GIVEN TASK:
Output, with no changes, the span of lines that opens with the line containing "Reverse-engineer this chart into JSON." and closes with the last line.

DATASET ROWS:
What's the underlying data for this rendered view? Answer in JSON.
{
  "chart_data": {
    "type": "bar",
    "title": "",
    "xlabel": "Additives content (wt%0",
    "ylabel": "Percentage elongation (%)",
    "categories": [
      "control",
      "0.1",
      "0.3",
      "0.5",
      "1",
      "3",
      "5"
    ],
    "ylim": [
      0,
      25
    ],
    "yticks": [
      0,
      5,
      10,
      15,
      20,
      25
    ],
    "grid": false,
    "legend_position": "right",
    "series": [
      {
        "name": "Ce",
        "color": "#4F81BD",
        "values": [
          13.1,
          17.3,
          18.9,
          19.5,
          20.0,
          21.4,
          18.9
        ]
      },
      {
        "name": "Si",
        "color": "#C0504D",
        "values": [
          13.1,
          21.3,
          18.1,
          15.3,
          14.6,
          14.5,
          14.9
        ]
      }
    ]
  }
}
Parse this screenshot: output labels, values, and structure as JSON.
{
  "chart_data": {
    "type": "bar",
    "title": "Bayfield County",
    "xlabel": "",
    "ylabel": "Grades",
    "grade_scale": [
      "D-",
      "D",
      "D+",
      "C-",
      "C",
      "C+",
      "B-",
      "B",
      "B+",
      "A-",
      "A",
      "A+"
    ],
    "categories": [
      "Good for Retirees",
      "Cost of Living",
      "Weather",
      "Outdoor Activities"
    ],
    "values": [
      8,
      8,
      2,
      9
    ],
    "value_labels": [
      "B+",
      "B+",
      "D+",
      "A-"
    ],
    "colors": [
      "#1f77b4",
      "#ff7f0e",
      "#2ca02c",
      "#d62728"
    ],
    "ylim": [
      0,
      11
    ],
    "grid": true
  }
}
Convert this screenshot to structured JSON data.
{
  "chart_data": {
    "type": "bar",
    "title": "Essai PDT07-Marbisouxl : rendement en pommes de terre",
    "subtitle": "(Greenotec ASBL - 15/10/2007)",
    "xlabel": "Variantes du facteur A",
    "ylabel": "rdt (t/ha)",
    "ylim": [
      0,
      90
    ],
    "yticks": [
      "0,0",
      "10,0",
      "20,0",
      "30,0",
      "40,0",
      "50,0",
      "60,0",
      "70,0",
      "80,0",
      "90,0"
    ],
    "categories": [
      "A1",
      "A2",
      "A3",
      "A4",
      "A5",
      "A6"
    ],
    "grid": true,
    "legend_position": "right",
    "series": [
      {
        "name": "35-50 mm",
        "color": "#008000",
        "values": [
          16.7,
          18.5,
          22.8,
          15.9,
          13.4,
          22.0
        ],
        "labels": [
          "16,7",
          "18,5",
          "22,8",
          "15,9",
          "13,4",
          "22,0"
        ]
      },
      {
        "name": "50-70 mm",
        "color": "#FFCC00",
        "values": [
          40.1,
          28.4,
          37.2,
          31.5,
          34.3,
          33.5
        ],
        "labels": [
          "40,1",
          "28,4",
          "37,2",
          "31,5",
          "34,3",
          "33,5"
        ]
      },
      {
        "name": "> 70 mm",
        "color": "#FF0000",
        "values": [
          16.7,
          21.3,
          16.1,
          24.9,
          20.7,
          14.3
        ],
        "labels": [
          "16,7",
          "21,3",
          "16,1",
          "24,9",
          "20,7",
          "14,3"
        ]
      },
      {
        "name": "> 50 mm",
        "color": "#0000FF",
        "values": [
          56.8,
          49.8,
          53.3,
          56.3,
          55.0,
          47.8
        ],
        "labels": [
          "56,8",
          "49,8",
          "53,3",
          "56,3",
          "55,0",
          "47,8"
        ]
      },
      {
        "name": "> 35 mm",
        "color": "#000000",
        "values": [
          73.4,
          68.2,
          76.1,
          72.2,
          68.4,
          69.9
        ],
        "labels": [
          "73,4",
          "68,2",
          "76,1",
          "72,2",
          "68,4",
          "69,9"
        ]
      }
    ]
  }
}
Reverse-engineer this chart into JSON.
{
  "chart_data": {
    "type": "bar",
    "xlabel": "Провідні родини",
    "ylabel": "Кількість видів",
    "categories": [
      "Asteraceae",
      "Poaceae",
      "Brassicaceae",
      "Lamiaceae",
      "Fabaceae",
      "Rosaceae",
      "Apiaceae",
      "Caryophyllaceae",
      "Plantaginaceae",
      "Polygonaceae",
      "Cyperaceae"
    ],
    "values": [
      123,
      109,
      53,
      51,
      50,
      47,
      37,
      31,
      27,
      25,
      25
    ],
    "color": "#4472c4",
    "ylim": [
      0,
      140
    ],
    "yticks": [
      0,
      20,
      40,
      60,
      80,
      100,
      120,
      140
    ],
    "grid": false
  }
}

RESULT FOR THIS EXERCISE:
Reverse-engineer this chart into JSON.
{
  "chart_data": {
    "type": "bar",
    "xlabel": "Провідні родини",
    "ylabel": "Кількість видів",
    "categories": [
      "Asteraceae",
      "Poaceae",
      "Brassicaceae",
      "Lamiaceae",
      "Fabaceae",
      "Rosaceae",
      "Apiaceae",
      "Caryophyllaceae",
      "Plantaginaceae",
      "Polygonaceae",
      "Cyperaceae"
    ],
    "values": [
      123,
      109,
      53,
      51,
      50,
      47,
      37,
      31,
      27,
      25,
      25
    ],
    "color": "#4472c4",
    "ylim": [
      0,
      140
    ],
    "yticks": [
      0,
      20,
      40,
      60,
      80,
      100,
      120,
      140
    ],
    "grid": false
  }
}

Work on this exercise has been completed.